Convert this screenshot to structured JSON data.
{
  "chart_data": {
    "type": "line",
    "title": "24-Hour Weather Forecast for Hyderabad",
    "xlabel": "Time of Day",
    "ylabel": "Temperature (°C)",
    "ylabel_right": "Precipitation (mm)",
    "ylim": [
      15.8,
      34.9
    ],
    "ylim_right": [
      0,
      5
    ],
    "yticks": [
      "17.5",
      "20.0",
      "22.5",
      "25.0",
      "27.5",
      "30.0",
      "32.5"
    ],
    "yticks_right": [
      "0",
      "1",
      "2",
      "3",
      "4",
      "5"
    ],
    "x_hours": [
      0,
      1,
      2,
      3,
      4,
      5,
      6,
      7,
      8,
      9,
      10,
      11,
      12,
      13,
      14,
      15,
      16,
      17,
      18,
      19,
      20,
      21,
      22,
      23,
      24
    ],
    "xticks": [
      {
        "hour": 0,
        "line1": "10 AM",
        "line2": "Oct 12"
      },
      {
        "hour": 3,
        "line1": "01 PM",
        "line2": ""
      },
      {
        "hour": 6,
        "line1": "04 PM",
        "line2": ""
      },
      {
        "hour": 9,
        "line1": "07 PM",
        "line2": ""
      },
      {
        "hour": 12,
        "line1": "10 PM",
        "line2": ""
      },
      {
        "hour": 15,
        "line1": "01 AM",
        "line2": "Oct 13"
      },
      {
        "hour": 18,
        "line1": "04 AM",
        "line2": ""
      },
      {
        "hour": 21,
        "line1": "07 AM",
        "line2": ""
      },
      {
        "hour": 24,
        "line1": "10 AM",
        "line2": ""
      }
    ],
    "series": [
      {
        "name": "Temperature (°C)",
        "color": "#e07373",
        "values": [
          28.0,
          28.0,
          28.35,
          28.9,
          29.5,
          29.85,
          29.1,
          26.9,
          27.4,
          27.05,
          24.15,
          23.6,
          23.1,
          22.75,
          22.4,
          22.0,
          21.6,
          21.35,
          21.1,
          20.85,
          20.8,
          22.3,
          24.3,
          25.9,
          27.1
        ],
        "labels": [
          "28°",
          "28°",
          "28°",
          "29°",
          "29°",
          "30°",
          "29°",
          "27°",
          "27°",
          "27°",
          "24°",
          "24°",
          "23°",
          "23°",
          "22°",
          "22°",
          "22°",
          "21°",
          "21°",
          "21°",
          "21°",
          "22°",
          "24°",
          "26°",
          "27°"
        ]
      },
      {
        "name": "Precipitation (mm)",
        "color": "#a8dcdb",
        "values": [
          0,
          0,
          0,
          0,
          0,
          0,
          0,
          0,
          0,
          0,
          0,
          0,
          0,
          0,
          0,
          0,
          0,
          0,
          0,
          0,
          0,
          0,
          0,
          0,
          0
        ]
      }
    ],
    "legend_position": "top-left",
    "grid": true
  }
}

^^^^^^^^^^^^^^^^

Quote every entry exactly.

Convert this screenshot to structured JSON data.
{
  "chart_data": {
    "type": "line",
    "title": "24-Hour Weather Forecast for Hyderabad",
    "xlabel": "Time of Day",
    "ylabel": "Temperature (°C)",
    "ylabel_right": "Precipitation (mm)",
    "ylim": [
      15.8,
      34.9
    ],
    "ylim_right": [
      0,
      5
    ],
    "yticks": [
      "17.5",
      "20.0",
      "22.5",
      "25.0",
      "27.5",
      "30.0",
      "32.5"
    ],
    "yticks_right": [
      "0",
      "1",
      "2",
      "3",
      "4",
      "5"
    ],
    "x_hours": [
      0,
      1,
      2,
      3,
      4,
      5,
      6,
      7,
      8,
      9,
      10,
      11,
      12,
      13,
      14,
      15,
      16,
      17,
      18,
      19,
      20,
      21,
      22,
      23,
      24
    ],
    "xticks": [
      {
        "hour": 0,
        "line1": "10 AM",
        "line2": "Oct 12"
      },
      {
        "hour": 3,
        "line1": "01 PM",
        "line2": ""
      },
      {
        "hour": 6,
        "line1": "04 PM",
        "line2": ""
      },
      {
        "hour": 9,
        "line1": "07 PM",
        "line2": ""
      },
      {
        "hour": 12,
        "line1": "10 PM",
        "line2": ""
      },
      {
        "hour": 15,
        "line1": "01 AM",
        "line2": "Oct 13"
      },
      {
        "hour": 18,
        "line1": "04 AM",
        "line2": ""
      },
      {
        "hour": 21,
        "line1": "07 AM",
        "line2": ""
      },
      {
        "hour": 24,
        "line1": "10 AM",
        "line2": ""
      }
    ],
    "series": [
      {
        "name": "Temperature (°C)",
        "color": "#e07373",
        "values": [
          28.0,
          28.0,
          28.35,
          28.9,
          29.5,
          29.85,
          29.1,
          26.9,
          27.4,
          27.05,
          24.15,
          23.6,
          23.1,
          22.75,
          22.4,
          22.0,
          21.6,
          21.35,
          21.1,
          20.85,
          20.8,
          22.3,
          24.3,
          25.9,
          27.1
        ],
        "labels": [
          "28°",
          "28°",
          "28°",
          "29°",
          "29°",
          "30°",
          "29°",
          "27°",
          "27°",
          "27°",
          "24°",
          "24°",
          "23°",
          "23°",
          "22°",
          "22°",
          "22°",
          "21°",
          "21°",
          "21°",
          "21°",
          "22°",
          "24°",
          "26°",
          "27°"
        ]
      },
      {
        "name": "Precipitation (mm)",
        "color": "#a8dcdb",
        "values": [
          0,
          0,
          0,
          0,
          0,
          0,
          0,
          0,
          0,
          0,
          0,
          0,
          0,
          0,
          0,
          0,
          0,
          0,
          0,
          0,
          0,
          0,
          0,
          0,
          0
        ]
      }
    ],
    "legend_position": "top-left",
    "grid": true
  }
}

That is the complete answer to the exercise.